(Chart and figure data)
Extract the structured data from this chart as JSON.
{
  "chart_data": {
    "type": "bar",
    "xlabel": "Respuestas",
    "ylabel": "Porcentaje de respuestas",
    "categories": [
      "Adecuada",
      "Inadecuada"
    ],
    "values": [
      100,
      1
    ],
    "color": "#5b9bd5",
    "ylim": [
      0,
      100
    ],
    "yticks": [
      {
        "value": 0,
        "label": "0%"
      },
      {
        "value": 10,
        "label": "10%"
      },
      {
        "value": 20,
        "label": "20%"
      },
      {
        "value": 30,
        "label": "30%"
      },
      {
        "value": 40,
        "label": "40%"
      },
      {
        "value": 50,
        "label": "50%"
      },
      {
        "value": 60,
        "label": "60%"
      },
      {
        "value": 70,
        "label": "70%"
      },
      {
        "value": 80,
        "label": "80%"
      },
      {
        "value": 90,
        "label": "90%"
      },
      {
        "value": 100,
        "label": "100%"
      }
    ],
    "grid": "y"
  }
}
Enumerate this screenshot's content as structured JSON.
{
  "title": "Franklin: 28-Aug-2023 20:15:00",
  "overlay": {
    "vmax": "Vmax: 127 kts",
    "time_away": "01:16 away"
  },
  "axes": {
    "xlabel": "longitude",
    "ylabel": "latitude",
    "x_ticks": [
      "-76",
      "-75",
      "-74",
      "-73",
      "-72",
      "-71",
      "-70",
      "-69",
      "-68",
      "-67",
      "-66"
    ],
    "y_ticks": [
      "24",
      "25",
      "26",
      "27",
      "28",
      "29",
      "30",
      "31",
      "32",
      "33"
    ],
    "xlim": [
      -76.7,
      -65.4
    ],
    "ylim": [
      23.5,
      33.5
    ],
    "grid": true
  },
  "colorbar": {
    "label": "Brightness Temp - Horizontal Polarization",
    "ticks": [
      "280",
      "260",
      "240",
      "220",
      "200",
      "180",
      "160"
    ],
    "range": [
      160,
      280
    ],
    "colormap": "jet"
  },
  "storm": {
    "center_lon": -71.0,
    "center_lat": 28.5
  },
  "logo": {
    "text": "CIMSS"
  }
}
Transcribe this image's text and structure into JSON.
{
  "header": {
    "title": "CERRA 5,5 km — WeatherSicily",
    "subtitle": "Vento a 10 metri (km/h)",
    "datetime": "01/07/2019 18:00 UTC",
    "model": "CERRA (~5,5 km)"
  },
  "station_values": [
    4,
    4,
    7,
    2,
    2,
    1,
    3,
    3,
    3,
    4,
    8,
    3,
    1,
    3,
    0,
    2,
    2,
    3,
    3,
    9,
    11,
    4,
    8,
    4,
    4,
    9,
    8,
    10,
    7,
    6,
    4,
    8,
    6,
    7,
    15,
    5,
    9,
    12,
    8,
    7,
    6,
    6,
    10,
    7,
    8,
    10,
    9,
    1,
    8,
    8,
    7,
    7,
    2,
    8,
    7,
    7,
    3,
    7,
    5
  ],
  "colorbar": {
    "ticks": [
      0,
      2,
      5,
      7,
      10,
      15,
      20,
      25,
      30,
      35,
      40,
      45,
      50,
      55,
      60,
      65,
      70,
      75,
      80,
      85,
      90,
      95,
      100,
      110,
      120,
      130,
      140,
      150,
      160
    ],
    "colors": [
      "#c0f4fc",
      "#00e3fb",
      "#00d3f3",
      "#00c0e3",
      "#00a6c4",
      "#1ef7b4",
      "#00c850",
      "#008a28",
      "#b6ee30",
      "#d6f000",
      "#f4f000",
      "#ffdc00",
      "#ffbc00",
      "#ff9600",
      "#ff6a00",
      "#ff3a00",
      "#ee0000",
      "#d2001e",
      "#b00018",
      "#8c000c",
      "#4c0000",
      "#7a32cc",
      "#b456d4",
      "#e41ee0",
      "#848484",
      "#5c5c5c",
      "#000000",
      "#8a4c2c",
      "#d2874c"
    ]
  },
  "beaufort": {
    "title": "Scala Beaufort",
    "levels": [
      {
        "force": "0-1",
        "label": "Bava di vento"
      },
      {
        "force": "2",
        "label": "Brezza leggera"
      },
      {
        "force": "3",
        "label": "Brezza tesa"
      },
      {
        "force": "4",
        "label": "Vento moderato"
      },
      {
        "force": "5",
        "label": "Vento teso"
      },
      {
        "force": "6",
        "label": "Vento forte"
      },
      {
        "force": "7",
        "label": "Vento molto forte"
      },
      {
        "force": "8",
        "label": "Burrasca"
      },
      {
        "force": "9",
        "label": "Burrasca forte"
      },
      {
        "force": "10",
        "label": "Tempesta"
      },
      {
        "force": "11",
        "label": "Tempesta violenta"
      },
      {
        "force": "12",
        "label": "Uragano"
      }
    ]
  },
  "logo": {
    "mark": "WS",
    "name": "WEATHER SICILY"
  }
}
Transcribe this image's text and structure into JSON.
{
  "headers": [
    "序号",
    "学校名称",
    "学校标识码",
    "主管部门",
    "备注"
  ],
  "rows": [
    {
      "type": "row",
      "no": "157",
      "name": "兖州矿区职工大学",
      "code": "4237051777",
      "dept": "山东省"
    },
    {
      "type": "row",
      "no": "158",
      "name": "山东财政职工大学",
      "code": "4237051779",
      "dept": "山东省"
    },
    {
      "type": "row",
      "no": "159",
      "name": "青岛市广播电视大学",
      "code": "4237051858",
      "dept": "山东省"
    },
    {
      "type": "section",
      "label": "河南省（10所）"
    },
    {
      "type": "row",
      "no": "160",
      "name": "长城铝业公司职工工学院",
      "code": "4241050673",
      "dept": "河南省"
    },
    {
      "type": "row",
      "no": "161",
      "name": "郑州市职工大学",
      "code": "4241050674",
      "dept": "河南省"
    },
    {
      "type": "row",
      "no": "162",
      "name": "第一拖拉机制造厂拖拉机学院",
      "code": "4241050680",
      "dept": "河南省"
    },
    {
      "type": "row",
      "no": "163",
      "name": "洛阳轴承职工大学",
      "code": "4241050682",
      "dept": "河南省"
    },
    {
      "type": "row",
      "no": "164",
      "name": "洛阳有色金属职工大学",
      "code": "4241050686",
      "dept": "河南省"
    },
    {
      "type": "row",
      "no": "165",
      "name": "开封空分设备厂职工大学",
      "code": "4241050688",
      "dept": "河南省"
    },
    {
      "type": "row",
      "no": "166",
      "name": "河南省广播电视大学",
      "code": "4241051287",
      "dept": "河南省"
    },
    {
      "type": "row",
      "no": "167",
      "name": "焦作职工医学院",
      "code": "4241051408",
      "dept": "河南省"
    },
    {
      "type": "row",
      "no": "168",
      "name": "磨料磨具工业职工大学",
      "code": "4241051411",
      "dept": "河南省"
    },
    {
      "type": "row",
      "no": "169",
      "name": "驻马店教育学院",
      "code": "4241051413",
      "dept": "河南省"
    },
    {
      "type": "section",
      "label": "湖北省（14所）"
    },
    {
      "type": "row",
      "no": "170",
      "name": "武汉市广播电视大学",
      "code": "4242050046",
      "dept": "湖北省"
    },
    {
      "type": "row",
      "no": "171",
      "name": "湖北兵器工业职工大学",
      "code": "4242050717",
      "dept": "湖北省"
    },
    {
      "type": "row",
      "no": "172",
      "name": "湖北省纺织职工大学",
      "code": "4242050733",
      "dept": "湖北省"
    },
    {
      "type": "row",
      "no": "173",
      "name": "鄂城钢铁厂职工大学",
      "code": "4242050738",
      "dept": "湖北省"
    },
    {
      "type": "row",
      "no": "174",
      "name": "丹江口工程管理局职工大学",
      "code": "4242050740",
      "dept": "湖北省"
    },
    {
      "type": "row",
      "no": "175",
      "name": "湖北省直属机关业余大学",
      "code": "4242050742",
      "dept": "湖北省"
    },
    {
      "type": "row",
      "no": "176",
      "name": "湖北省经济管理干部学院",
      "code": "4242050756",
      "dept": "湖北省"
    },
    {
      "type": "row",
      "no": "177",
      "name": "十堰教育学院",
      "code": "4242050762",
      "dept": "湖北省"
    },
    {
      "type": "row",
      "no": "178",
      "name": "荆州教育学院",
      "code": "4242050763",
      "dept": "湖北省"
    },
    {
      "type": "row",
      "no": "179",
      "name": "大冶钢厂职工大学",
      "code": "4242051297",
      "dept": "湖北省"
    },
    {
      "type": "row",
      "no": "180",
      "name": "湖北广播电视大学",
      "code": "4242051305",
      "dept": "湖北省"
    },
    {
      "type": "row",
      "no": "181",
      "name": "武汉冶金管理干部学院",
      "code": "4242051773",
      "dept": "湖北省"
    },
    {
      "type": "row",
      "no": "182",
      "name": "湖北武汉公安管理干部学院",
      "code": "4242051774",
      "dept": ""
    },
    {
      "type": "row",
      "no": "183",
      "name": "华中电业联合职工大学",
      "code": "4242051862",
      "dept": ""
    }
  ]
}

> [WHAT TO WORK ON]:
State, as a number only, how many lines in the entries include "force".

> [SOLUTION TO THIS EXERCISE]:
12